Among the entries below, how many lines include "economy"? Give the number alone.

**Study material**
Start of Block

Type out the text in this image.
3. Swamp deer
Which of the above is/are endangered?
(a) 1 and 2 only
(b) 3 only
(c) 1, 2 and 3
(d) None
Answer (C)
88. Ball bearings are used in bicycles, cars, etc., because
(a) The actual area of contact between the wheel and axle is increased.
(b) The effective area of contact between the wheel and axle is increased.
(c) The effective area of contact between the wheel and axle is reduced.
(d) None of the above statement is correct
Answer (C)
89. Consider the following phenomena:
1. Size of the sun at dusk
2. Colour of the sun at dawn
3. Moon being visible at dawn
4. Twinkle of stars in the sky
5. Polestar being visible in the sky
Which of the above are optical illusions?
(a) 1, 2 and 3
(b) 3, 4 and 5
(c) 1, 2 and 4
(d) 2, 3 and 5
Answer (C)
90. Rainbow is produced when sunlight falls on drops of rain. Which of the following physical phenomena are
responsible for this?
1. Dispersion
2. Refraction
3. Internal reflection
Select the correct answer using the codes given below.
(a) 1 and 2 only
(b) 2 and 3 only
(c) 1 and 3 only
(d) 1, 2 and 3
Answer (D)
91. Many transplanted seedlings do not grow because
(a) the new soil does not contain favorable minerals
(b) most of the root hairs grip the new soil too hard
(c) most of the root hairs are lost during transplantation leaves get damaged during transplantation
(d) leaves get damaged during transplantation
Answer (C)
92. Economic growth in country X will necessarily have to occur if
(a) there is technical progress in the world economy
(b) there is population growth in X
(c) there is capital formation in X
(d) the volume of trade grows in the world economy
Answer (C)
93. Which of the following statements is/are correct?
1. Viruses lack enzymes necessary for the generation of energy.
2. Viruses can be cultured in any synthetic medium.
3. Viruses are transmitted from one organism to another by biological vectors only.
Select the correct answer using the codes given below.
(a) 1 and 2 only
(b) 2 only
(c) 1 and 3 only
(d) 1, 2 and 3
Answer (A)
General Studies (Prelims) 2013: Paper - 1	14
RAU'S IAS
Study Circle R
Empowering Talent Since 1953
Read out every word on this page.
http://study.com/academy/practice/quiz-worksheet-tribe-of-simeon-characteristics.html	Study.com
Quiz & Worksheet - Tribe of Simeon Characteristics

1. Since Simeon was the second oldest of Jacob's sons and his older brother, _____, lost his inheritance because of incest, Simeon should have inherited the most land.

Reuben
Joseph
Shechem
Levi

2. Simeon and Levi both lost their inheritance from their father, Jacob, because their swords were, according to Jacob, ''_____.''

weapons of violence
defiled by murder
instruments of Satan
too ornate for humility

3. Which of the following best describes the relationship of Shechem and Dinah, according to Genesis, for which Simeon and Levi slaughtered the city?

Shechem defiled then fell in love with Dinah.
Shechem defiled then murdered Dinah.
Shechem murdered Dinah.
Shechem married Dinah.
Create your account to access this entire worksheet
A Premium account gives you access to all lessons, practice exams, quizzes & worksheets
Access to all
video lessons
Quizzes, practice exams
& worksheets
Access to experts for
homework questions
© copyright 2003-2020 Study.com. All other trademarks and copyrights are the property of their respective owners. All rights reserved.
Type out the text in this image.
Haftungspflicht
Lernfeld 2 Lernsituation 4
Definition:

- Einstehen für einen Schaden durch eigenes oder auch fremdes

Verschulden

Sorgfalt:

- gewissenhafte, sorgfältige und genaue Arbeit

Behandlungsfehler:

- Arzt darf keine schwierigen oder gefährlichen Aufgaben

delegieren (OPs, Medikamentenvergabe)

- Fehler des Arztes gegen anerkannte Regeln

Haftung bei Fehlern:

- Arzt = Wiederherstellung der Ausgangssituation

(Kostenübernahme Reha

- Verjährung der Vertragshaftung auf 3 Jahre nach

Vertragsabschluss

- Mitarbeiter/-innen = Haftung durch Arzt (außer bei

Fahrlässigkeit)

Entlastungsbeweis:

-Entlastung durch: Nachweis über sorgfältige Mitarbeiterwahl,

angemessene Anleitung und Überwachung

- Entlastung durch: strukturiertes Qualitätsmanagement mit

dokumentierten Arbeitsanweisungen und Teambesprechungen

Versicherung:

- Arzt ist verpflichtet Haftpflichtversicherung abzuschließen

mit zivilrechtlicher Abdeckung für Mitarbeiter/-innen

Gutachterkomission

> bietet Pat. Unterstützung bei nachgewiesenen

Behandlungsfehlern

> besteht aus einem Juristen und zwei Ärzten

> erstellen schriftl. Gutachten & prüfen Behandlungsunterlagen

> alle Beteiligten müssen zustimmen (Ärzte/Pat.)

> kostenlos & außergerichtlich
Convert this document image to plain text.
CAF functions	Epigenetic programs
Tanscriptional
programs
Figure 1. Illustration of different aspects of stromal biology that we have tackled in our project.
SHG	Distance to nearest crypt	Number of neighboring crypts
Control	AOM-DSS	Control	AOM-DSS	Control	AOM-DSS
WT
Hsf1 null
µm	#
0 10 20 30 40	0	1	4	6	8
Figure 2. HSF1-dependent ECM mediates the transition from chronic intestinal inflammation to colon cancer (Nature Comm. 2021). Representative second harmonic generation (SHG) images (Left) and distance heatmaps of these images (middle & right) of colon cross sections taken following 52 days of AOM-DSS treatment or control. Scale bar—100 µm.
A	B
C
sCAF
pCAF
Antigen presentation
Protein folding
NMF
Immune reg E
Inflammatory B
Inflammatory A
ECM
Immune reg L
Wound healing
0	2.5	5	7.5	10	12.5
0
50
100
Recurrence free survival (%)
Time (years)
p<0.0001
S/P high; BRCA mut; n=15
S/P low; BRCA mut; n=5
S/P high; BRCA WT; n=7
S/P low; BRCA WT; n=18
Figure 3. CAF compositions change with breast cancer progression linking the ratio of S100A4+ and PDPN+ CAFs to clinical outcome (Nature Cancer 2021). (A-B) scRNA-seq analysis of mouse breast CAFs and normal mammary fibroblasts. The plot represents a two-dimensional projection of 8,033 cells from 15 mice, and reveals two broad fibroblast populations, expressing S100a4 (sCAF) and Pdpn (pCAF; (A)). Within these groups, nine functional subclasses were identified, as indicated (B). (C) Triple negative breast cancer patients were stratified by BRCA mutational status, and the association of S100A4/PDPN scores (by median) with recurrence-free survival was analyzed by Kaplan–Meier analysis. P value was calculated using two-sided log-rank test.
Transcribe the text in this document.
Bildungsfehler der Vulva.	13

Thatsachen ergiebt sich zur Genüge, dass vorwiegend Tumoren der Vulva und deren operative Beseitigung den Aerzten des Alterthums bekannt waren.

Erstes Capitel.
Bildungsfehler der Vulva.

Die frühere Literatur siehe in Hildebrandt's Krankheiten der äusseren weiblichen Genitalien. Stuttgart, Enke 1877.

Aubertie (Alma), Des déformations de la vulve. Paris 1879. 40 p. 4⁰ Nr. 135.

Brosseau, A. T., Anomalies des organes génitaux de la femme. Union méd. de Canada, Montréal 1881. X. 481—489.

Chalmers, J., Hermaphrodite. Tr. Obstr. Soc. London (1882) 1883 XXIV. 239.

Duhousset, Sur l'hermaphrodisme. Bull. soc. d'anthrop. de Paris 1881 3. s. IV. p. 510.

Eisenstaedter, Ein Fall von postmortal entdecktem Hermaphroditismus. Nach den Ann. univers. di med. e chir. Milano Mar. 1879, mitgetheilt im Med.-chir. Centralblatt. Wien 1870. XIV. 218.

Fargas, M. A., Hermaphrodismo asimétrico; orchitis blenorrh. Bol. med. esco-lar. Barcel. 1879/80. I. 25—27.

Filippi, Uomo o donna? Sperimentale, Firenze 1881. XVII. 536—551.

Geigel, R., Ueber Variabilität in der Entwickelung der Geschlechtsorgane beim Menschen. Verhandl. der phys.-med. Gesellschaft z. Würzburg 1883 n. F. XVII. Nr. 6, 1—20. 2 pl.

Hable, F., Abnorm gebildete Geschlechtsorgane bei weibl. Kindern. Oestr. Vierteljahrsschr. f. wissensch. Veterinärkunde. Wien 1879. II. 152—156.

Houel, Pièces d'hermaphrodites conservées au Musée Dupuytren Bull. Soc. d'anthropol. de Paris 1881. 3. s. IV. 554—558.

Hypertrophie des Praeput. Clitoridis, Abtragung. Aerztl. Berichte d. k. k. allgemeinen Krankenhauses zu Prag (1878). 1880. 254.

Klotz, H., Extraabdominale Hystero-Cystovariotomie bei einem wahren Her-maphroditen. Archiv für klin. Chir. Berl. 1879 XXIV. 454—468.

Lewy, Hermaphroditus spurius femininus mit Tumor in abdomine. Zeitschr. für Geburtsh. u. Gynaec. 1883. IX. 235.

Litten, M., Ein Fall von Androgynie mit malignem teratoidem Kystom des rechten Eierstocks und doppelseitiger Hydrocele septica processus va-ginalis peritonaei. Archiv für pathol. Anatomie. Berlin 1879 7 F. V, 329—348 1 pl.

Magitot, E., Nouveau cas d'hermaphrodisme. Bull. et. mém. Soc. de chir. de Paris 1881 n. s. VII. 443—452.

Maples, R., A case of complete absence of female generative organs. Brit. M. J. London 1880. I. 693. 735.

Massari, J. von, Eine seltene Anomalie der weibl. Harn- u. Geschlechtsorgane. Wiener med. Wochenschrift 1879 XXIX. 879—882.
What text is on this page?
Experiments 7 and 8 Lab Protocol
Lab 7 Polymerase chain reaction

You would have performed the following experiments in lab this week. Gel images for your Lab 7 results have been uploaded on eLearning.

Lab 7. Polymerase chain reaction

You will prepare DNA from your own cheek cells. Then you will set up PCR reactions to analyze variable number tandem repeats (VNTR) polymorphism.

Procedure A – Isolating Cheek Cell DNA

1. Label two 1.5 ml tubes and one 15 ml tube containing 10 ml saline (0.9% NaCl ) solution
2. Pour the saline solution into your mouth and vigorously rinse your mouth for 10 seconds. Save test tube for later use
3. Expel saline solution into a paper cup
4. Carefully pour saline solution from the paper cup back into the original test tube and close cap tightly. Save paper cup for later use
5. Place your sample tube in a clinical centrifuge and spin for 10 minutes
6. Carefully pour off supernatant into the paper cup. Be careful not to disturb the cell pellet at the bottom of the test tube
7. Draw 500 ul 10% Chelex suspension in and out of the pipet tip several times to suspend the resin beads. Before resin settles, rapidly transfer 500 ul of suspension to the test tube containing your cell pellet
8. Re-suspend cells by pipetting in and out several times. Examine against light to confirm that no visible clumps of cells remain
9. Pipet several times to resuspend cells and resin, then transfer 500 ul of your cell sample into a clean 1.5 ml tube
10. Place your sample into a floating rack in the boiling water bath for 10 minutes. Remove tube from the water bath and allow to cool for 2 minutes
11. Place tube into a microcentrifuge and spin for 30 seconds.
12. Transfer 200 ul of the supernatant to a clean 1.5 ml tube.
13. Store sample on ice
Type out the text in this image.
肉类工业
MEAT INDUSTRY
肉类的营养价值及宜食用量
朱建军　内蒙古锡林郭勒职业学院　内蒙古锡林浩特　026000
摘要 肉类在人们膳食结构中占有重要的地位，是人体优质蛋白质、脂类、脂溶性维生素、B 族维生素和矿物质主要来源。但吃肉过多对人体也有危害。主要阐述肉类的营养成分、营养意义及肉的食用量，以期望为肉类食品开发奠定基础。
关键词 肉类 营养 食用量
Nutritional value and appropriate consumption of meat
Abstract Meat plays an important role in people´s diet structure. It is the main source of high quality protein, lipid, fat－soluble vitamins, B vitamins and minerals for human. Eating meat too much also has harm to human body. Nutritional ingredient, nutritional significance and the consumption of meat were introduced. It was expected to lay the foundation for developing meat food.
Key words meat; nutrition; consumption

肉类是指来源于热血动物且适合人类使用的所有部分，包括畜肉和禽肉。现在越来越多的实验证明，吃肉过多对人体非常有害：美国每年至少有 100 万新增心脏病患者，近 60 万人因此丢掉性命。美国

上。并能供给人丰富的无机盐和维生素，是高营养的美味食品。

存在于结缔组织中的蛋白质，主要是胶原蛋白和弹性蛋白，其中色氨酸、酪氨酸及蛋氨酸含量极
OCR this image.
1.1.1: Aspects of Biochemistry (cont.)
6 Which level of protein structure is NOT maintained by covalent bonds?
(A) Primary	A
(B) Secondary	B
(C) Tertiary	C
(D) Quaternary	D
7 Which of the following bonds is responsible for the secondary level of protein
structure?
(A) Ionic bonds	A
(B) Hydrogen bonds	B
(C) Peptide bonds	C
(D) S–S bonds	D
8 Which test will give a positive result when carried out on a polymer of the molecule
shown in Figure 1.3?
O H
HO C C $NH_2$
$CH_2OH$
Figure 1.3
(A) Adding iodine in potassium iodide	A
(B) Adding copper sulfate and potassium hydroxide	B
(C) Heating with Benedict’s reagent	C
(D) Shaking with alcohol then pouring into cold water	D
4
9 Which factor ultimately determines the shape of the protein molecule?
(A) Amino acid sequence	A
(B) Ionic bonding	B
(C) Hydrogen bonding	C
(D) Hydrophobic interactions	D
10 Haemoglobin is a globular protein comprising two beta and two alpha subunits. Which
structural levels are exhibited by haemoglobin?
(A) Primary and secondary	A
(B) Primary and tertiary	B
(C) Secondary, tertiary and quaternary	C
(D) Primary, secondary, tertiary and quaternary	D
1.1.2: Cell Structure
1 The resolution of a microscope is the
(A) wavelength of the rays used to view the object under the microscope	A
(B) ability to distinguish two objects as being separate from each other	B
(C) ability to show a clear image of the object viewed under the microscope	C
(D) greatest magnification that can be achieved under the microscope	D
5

End of Block

**Response below**
2